Recorded data:
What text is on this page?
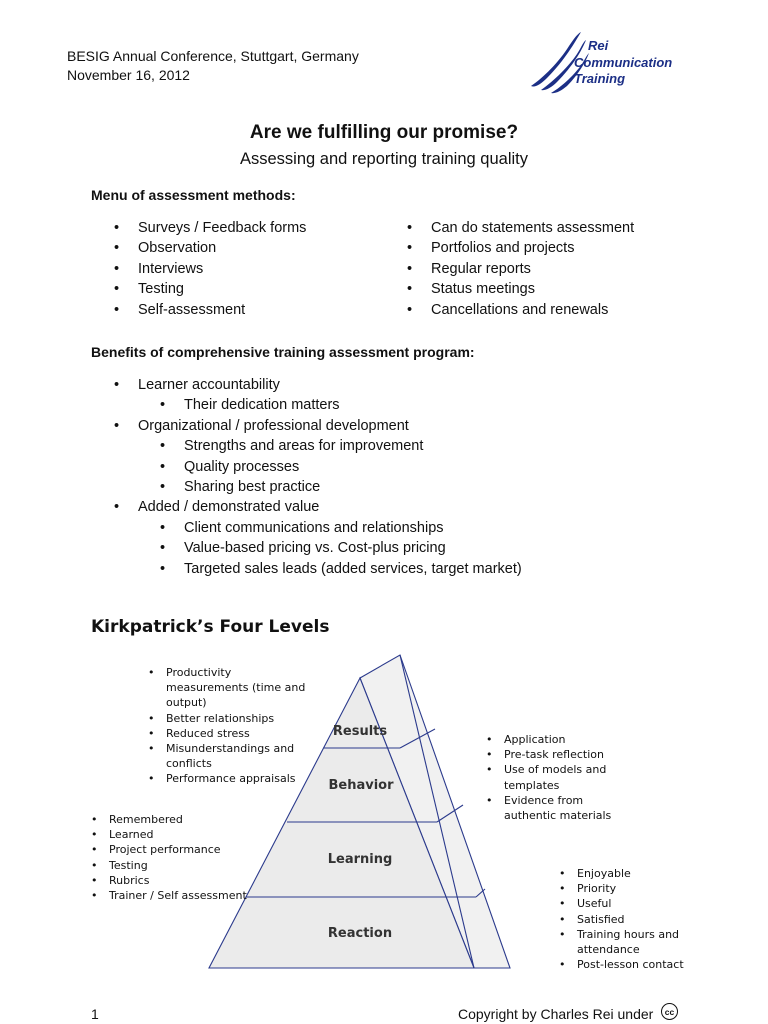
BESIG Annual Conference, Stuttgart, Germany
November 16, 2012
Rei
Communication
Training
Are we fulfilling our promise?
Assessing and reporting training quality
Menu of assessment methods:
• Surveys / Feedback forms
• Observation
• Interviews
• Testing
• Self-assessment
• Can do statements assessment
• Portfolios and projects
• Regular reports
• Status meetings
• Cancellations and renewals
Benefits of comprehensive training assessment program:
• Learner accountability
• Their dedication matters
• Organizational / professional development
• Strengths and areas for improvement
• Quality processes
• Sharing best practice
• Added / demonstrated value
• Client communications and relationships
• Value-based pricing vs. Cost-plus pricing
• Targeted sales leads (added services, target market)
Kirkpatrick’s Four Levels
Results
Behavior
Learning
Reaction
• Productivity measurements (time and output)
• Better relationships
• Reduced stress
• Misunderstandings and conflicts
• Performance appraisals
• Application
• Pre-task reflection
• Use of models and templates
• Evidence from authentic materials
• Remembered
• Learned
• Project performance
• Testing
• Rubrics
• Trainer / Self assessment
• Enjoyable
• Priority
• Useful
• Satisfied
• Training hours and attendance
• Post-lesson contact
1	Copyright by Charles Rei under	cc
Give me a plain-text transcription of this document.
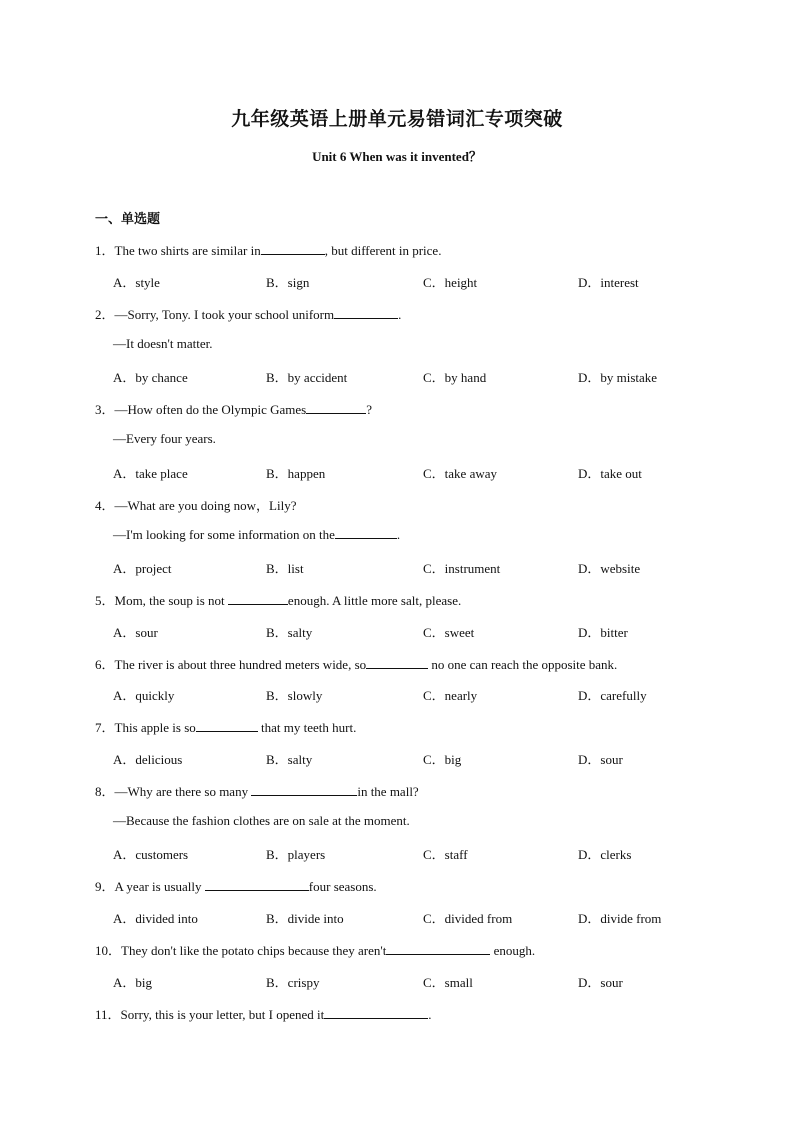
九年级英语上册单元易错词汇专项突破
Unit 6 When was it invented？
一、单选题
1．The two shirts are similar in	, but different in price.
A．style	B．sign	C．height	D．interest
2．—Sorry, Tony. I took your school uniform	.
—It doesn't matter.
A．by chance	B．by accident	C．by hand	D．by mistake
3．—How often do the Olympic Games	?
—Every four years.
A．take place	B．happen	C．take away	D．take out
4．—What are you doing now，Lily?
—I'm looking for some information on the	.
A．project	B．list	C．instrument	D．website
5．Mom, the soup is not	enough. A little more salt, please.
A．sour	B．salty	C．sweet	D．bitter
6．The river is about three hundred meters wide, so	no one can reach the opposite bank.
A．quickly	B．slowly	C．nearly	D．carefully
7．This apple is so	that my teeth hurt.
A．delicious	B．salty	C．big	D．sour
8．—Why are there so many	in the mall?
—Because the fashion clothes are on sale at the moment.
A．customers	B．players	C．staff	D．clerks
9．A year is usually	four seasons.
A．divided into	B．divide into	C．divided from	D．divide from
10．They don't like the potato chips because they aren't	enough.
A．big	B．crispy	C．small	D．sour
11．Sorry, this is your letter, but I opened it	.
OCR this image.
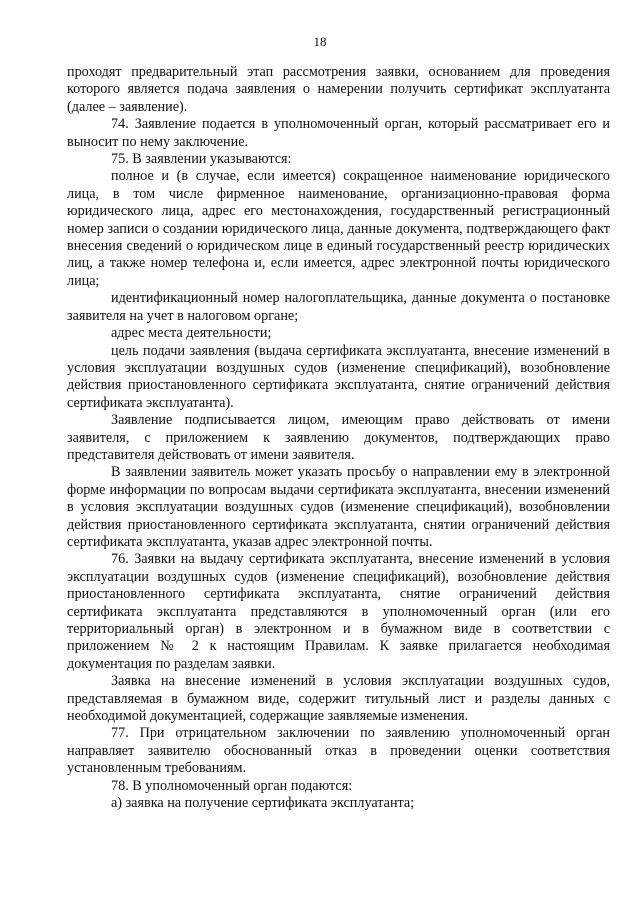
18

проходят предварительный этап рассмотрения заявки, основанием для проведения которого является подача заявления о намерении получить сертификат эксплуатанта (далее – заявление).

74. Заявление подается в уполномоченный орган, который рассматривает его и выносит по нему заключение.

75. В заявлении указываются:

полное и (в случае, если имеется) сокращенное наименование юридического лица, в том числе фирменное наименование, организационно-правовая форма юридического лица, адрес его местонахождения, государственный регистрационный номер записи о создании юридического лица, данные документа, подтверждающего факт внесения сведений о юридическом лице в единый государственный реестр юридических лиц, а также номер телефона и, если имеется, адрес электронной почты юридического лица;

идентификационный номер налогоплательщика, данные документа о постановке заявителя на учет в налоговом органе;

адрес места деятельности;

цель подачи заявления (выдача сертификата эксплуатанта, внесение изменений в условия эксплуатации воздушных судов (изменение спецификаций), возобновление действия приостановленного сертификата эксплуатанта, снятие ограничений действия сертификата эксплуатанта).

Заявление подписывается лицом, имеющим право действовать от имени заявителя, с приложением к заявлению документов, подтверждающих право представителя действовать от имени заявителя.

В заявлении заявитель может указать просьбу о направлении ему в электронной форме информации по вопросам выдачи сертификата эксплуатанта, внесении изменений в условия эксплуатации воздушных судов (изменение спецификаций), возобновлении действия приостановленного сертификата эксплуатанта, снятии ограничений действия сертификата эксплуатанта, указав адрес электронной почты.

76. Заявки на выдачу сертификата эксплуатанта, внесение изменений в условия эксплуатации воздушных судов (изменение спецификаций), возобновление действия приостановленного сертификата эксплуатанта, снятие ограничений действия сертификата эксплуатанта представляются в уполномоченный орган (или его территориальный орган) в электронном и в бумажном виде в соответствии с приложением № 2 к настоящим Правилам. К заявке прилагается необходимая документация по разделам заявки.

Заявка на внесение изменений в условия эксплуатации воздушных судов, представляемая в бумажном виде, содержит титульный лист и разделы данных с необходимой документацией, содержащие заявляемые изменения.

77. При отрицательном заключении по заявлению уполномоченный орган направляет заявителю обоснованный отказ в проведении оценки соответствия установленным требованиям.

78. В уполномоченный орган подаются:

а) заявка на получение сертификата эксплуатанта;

▶ _EXERCISE PROMPT_
In your copy of the records, include no pictures; repeat everything else exactly.

▶ _RESULT FOR THIS TASK_
What text is on this page?
BESIG Annual Conference, Stuttgart, Germany
November 16, 2012
Rei
Communication
Training
Are we fulfilling our promise?
Assessing and reporting training quality
Menu of assessment methods:
• Surveys / Feedback forms
• Observation
• Interviews
• Testing
• Self-assessment
• Can do statements assessment
• Portfolios and projects
• Regular reports
• Status meetings
• Cancellations and renewals
Benefits of comprehensive training assessment program:
• Learner accountability
• Their dedication matters
• Organizational / professional development
• Strengths and areas for improvement
• Quality processes
• Sharing best practice
• Added / demonstrated value
• Client communications and relationships
• Value-based pricing vs. Cost-plus pricing
• Targeted sales leads (added services, target market)
Kirkpatrick’s Four Levels
Results
Behavior
Learning
Reaction
• Productivity measurements (time and output)
• Better relationships
• Reduced stress
• Misunderstandings and conflicts
• Performance appraisals
• Application
• Pre-task reflection
• Use of models and templates
• Evidence from authentic materials
• Remembered
• Learned
• Project performance
• Testing
• Rubrics
• Trainer / Self assessment
• Enjoyable
• Priority
• Useful
• Satisfied
• Training hours and attendance
• Post-lesson contact
1	Copyright by Charles Rei under	cc
Give me a plain-text transcription of this document.
九年级英语上册单元易错词汇专项突破
Unit 6 When was it invented？
一、单选题
1．The two shirts are similar in	, but different in price.
A．style	B．sign	C．height	D．interest
2．—Sorry, Tony. I took your school uniform	.
—It doesn't matter.
A．by chance	B．by accident	C．by hand	D．by mistake
3．—How often do the Olympic Games	?
—Every four years.
A．take place	B．happen	C．take away	D．take out
4．—What are you doing now，Lily?
—I'm looking for some information on the	.
A．project	B．list	C．instrument	D．website
5．Mom, the soup is not	enough. A little more salt, please.
A．sour	B．salty	C．sweet	D．bitter
6．The river is about three hundred meters wide, so	no one can reach the opposite bank.
A．quickly	B．slowly	C．nearly	D．carefully
7．This apple is so	that my teeth hurt.
A．delicious	B．salty	C．big	D．sour
8．—Why are there so many	in the mall?
—Because the fashion clothes are on sale at the moment.
A．customers	B．players	C．staff	D．clerks
9．A year is usually	four seasons.
A．divided into	B．divide into	C．divided from	D．divide from
10．They don't like the potato chips because they aren't	enough.
A．big	B．crispy	C．small	D．sour
11．Sorry, this is your letter, but I opened it	.
OCR this image.
18

проходят предварительный этап рассмотрения заявки, основанием для проведения которого является подача заявления о намерении получить сертификат эксплуатанта (далее – заявление).

74. Заявление подается в уполномоченный орган, который рассматривает его и выносит по нему заключение.

75. В заявлении указываются:

полное и (в случае, если имеется) сокращенное наименование юридического лица, в том числе фирменное наименование, организационно-правовая форма юридического лица, адрес его местонахождения, государственный регистрационный номер записи о создании юридического лица, данные документа, подтверждающего факт внесения сведений о юридическом лице в единый государственный реестр юридических лиц, а также номер телефона и, если имеется, адрес электронной почты юридического лица;

идентификационный номер налогоплательщика, данные документа о постановке заявителя на учет в налоговом органе;

адрес места деятельности;

цель подачи заявления (выдача сертификата эксплуатанта, внесение изменений в условия эксплуатации воздушных судов (изменение спецификаций), возобновление действия приостановленного сертификата эксплуатанта, снятие ограничений действия сертификата эксплуатанта).

Заявление подписывается лицом, имеющим право действовать от имени заявителя, с приложением к заявлению документов, подтверждающих право представителя действовать от имени заявителя.

В заявлении заявитель может указать просьбу о направлении ему в электронной форме информации по вопросам выдачи сертификата эксплуатанта, внесении изменений в условия эксплуатации воздушных судов (изменение спецификаций), возобновлении действия приостановленного сертификата эксплуатанта, снятии ограничений действия сертификата эксплуатанта, указав адрес электронной почты.

76. Заявки на выдачу сертификата эксплуатанта, внесение изменений в условия эксплуатации воздушных судов (изменение спецификаций), возобновление действия приостановленного сертификата эксплуатанта, снятие ограничений действия сертификата эксплуатанта представляются в уполномоченный орган (или его территориальный орган) в электронном и в бумажном виде в соответствии с приложением № 2 к настоящим Правилам. К заявке прилагается необходимая документация по разделам заявки.

Заявка на внесение изменений в условия эксплуатации воздушных судов, представляемая в бумажном виде, содержит титульный лист и разделы данных с необходимой документацией, содержащие заявляемые изменения.

77. При отрицательном заключении по заявлению уполномоченный орган направляет заявителю обоснованный отказ в проведении оценки соответствия установленным требованиям.

78. В уполномоченный орган подаются:

а) заявка на получение сертификата эксплуатанта;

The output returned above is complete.